Wie auch immer die Schlacht ausgeht: “Avengers: Infinity War” hat realistische Chancen, zum weltweit erfolgreichsten Film aller Zeiten zu avancieren. (Bild: Marvel Studios)
Wie auch immer die Schlacht ausgeht: “Avengers: Infinity War” hat realistische Chancen, zum weltweit erfolgreichsten Film aller Zeiten zu avancieren. (Bild: Marvel Studios)

So einen Film hat es noch nie gegeben. Das mag übertrieben, vielleicht sogar abgedroschen klingen, zumal “Avengers: Infinity War” alles andere als ein avantgardistischer Arthaus-Film ist. Die Russo-Brüder, die bei dem Blockbuster Regie führten, möchten keine formalen Grenzen sprengen, ihre Inszenierung bewegt sich im Rahmen dessen, was wir vom großbudgetierten Action-Kino aus Hollywood kennen. Und doch wagen sie sich hier an ein geradezu monströses Unterfangen, das 18 vorangegangene Filme und ein nie dagewesenes Ensemble unzähliger Protagonisten zu einem kohärenten Ganzen zusammenführt. Mit Erfolg.

Eine Filmkritik von Carlos Corbelle

“This is it”, stellt Tony Stark alias Iron Man konsterniert fest, als er von der Bedrohung erfährt, der sich die Menschheit stellen muss. Thanos, ein imperialistischer Außerirdischer, der seit seinem kurzen Debüt im ersten “Avengers”-Film wie ein Damoklesschwert über dem Haupt des eisernen Helden hängt, ist auf dem Weg zur Erde. Sein Ziel: die fehlenden Infinity Stones zu finden, die ihm unbegrenzte Macht verleihen würden. Das Problem: Zwei der begehrten Edelsteinchen befinden sich auf unserem Planeten. Um Thanos aufzuhalten, müssen sich Tony Stark und die anderen Superhelden des Marvel Cinematic Universe zusammenraufen. Sonst ist die Welt dem Untergang geweiht.
= = = =
*Aufgaben*:
1/ Nenne alle Personen und Figuren, die in der Filmkritik zu „Avengers: Infinity War“ mit Namen vorkommen.
2/ Warum ist Thanos laut der Filmkritik auf dem Weg zur Erde?
3/ Schreibe die Filmkritik zu „Avengers: Infinity War“ im selben Ton weiter, beginnend nach ihrem letzten Satz.

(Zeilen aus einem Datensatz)
= = = =
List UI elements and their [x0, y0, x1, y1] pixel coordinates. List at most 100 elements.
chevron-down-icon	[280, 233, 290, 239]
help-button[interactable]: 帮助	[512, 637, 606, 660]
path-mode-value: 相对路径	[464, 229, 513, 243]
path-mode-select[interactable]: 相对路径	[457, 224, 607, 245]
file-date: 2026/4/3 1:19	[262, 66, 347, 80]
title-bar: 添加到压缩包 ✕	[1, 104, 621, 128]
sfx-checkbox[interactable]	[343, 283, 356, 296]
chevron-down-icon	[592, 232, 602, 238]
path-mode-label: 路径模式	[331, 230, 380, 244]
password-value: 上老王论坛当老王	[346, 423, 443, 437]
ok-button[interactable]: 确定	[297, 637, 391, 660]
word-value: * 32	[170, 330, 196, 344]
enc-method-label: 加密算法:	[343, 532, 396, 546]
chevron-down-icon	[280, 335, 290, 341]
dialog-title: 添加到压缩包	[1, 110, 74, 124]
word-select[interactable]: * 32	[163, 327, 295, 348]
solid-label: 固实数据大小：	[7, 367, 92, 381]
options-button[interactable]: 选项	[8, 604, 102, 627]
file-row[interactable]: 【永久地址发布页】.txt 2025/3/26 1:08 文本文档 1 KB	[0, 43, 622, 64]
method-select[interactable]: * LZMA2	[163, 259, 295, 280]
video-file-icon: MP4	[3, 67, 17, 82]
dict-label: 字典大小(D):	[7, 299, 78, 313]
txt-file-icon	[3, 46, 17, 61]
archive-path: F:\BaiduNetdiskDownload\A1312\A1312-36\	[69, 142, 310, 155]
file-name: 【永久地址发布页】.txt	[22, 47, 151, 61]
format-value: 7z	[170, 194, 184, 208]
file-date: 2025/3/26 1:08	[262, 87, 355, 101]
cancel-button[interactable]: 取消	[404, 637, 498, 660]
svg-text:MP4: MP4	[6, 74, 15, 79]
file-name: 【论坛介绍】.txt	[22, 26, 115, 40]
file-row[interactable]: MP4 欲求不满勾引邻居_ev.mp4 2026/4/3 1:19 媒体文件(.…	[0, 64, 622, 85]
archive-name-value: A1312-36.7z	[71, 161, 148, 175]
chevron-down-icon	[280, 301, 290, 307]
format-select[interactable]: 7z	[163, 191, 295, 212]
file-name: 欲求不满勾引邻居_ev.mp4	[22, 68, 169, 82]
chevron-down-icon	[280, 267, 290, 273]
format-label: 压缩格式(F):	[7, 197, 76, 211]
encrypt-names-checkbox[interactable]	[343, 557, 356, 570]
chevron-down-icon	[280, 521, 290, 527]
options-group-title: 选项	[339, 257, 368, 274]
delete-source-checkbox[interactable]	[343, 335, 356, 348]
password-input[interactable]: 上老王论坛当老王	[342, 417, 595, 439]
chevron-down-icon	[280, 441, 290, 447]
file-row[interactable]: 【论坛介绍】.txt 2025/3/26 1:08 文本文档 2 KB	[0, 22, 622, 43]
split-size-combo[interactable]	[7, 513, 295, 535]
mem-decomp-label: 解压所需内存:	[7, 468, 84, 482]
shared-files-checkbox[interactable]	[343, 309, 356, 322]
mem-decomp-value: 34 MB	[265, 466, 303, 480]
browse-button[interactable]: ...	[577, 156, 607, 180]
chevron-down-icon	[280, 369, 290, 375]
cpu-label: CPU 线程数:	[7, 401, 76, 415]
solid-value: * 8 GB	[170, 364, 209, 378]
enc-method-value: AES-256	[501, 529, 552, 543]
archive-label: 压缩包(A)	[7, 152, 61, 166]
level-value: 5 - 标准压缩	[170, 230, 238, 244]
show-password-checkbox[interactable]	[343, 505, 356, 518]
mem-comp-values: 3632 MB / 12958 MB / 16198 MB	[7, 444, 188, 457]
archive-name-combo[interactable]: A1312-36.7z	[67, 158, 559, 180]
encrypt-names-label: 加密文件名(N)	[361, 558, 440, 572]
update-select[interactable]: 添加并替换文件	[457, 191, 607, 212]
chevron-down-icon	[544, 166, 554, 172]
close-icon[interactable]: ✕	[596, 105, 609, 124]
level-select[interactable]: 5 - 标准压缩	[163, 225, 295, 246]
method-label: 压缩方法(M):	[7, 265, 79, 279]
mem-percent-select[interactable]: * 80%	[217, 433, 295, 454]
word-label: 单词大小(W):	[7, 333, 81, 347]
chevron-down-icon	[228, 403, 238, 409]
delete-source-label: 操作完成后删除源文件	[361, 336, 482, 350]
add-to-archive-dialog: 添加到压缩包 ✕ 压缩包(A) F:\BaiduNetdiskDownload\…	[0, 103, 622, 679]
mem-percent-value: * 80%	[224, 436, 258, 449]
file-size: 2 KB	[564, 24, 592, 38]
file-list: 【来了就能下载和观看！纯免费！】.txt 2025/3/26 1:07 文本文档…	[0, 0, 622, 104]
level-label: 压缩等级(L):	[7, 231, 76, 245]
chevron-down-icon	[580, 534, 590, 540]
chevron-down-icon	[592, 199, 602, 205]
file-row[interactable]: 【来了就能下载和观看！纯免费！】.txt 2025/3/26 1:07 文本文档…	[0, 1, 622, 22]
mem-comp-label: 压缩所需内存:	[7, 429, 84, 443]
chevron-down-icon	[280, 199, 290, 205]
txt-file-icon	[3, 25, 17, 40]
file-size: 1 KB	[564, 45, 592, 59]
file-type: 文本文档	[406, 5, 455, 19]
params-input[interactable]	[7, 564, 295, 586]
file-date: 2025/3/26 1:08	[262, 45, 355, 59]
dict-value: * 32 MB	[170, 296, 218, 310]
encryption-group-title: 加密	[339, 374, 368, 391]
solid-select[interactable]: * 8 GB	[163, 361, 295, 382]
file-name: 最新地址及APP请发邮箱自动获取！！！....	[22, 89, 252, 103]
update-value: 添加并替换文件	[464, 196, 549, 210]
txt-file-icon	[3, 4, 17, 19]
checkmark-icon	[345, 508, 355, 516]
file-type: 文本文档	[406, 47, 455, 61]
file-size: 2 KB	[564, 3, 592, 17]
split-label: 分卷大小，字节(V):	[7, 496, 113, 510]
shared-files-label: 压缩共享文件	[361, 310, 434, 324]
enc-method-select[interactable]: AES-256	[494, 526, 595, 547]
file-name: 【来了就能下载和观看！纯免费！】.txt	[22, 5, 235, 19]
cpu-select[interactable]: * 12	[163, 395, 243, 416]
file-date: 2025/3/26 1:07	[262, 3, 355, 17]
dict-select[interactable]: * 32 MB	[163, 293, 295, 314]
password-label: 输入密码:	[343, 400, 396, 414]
= = = =
*Ergebnisse*:
1/ die Russo-Brüder, Carlos Corbelle, Tony Stark alias Iron Man, Thanos

2/ Thanos will die fehlenden Infinity Stones finden, die ihm unbegrenzte Macht verleihen würden. Zwei dieser Steine befinden sich auf der Erde.

3/
“It’s the end of the world as we know it…”

Die Erde droht also einmal mehr unterzugehen. Been there, done that. Jeder zweite Blockbuster handelt vom drohenden Ende der Menschheit, die in letzter Sekunde eh wieder gerettet wird. “It’s the end of the world as we know it – and I feel fine”, sang schon R.E.M. – einfach zurücklehnen und entspannen, wird schon schief gehen. Nur, dass man sich bei “Infinity War” eben nicht so sicher sein kann, dass alles gut wird. Die ungeheure Bedrohung, die von Thanos ausgeht, bleibt keine bloße Behauptung – sie ist tatsächlich spürbar.

Die Russos inszenieren das Blockbuster-Spektakel in keiner Sekunde als stumpfe Materialschlacht, die ihre Charaktere in ärgerlicher Michael-Bay-Manier zu Action-Statisten degradiert. Stattdessen ordnen sie die allgegenwärtige Action ihres unaufhaltsam vorwärts preschenden Katastrophen-Szenarios stets den Figuren unter. Was die zahlreichen Protagonisten antreibt, ihre Wut, ihre Ängste, ihr Egoismus, ihre Besessenheit, gibt den Takt dieses wuchtig orchestrierten Action-Opus vor. Jede Schlacht hat hier ihre Berechtigung, jede dramatische Geste erscheint zwingend und verleiht dem Geschehen auf der Leinwand eine Dringlichkeit, der man sich nicht entziehen kann.

Wanda Maximoff alias Scarlet Witch ist nur eine von unzähligen Protagonisten in “Avengers: Infinity War”. (Bild: Marvel Studios)
Wanda Maximoff alias Scarlet Witch ist nur eine von unzähligen Protagonisten in “Avengers: Infinity War”. (Bild: Marvel Studios)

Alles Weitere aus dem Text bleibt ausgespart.